TASK GOAL
Scan the records below for lines with the word "Honey", then state how many you find and nothing else.

○ ○ ○ ○

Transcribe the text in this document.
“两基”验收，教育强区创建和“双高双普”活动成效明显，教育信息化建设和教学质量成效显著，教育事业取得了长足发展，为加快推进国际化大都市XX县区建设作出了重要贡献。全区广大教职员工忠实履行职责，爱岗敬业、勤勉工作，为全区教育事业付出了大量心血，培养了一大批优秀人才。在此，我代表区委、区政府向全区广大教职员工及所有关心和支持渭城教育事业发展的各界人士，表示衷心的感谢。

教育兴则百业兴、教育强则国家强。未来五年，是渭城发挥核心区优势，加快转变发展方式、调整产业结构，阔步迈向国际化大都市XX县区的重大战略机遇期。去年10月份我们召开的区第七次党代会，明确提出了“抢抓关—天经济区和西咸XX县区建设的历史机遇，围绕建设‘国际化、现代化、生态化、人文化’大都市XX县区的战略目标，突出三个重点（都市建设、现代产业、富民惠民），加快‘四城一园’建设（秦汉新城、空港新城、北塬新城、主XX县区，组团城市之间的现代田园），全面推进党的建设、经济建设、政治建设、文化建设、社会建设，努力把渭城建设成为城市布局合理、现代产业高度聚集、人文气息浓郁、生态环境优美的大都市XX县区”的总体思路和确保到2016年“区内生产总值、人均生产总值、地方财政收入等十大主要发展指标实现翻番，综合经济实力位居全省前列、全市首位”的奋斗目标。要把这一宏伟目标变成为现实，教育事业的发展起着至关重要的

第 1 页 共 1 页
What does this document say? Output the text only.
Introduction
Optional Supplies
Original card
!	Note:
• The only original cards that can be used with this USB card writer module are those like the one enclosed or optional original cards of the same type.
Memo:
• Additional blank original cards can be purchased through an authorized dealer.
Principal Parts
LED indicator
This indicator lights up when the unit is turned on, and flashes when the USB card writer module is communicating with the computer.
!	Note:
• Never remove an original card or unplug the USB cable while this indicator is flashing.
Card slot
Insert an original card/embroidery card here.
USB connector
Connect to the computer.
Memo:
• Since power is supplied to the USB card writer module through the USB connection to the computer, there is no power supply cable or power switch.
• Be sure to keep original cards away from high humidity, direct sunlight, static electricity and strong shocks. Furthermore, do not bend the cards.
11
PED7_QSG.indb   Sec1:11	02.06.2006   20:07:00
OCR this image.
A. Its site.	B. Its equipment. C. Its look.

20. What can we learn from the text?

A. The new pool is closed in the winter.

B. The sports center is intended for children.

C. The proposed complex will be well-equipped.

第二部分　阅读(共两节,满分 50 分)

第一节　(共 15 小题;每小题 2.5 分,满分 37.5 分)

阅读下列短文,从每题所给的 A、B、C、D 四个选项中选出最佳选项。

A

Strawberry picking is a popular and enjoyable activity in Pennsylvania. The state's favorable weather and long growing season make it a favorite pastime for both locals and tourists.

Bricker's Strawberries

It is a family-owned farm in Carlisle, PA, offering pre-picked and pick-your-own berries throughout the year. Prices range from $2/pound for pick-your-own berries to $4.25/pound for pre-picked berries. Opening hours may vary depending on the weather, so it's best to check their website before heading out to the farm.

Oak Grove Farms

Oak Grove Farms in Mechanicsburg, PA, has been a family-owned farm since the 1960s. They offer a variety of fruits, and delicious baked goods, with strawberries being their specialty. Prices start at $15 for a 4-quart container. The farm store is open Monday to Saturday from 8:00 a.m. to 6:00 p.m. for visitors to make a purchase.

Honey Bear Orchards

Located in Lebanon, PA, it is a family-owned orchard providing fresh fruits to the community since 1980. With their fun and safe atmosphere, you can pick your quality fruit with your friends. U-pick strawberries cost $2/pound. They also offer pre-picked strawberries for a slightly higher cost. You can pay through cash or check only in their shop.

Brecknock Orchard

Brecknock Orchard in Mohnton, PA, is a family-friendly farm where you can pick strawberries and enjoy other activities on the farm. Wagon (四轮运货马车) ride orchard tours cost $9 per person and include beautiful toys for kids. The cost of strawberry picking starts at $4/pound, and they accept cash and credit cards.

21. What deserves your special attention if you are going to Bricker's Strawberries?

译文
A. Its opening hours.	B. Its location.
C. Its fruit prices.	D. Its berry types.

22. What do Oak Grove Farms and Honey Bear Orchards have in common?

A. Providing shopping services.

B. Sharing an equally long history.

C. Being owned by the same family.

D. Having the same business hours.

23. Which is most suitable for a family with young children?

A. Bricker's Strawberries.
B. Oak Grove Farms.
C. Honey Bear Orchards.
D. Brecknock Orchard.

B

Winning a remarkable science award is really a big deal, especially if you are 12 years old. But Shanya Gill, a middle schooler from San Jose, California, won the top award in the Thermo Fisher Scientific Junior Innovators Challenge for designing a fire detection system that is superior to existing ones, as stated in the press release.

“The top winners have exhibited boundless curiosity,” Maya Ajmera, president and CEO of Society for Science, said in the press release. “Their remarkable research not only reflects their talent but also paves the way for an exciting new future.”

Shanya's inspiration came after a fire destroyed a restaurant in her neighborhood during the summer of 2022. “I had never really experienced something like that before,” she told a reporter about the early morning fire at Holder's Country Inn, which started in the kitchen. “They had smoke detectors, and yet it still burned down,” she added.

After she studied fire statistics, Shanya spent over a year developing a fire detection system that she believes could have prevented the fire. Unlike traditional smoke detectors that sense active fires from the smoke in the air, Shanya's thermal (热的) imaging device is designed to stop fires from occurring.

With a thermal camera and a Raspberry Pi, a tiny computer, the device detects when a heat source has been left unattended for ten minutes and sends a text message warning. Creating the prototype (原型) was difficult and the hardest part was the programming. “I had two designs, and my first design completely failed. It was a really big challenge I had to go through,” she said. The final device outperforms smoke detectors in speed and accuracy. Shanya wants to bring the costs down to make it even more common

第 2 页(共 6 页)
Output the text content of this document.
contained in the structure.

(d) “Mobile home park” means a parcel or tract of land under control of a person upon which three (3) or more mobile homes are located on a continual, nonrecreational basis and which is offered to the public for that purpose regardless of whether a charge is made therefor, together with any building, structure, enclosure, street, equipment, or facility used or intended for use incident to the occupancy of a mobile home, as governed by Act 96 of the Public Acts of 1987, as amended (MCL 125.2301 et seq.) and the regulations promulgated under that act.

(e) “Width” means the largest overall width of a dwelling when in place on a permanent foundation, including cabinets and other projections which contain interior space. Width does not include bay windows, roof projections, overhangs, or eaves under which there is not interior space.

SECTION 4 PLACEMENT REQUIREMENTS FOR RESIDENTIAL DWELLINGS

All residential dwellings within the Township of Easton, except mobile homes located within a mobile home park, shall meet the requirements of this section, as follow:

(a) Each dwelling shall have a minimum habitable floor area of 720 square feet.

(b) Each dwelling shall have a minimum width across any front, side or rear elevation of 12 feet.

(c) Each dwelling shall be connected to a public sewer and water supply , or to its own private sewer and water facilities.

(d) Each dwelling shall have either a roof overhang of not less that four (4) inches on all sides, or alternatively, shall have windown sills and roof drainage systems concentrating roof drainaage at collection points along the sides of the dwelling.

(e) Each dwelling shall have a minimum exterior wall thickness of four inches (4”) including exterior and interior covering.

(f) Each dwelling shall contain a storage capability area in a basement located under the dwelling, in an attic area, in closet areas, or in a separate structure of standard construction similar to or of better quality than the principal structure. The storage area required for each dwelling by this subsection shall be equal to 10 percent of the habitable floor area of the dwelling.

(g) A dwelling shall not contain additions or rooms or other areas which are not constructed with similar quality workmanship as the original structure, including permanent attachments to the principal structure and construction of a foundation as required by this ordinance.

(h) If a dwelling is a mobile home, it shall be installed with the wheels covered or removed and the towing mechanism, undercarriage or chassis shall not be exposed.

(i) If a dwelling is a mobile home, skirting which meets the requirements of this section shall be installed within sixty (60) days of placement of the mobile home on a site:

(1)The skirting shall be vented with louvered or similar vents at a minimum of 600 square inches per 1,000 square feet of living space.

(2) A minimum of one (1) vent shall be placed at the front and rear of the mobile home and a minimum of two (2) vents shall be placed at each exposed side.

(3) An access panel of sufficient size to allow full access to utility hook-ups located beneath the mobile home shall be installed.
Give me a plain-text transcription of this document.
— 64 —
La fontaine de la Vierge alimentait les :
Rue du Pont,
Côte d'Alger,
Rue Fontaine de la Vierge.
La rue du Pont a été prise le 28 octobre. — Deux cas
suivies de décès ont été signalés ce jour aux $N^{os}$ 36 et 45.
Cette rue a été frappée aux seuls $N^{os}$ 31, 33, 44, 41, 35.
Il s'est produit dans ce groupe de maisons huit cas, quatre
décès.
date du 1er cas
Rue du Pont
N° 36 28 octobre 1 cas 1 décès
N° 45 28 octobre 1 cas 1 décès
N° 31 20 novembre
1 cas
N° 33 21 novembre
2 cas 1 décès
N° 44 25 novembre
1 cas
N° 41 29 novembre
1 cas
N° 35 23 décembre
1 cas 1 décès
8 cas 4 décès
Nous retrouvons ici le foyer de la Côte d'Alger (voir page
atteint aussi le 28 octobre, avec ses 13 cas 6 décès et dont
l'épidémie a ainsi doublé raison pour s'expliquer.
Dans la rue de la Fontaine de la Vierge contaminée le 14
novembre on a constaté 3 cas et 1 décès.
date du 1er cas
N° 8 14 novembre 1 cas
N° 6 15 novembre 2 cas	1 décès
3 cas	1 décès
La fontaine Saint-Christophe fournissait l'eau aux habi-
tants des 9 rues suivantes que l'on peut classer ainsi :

○ ○ ○ ○

WRITTEN SOLUTION
3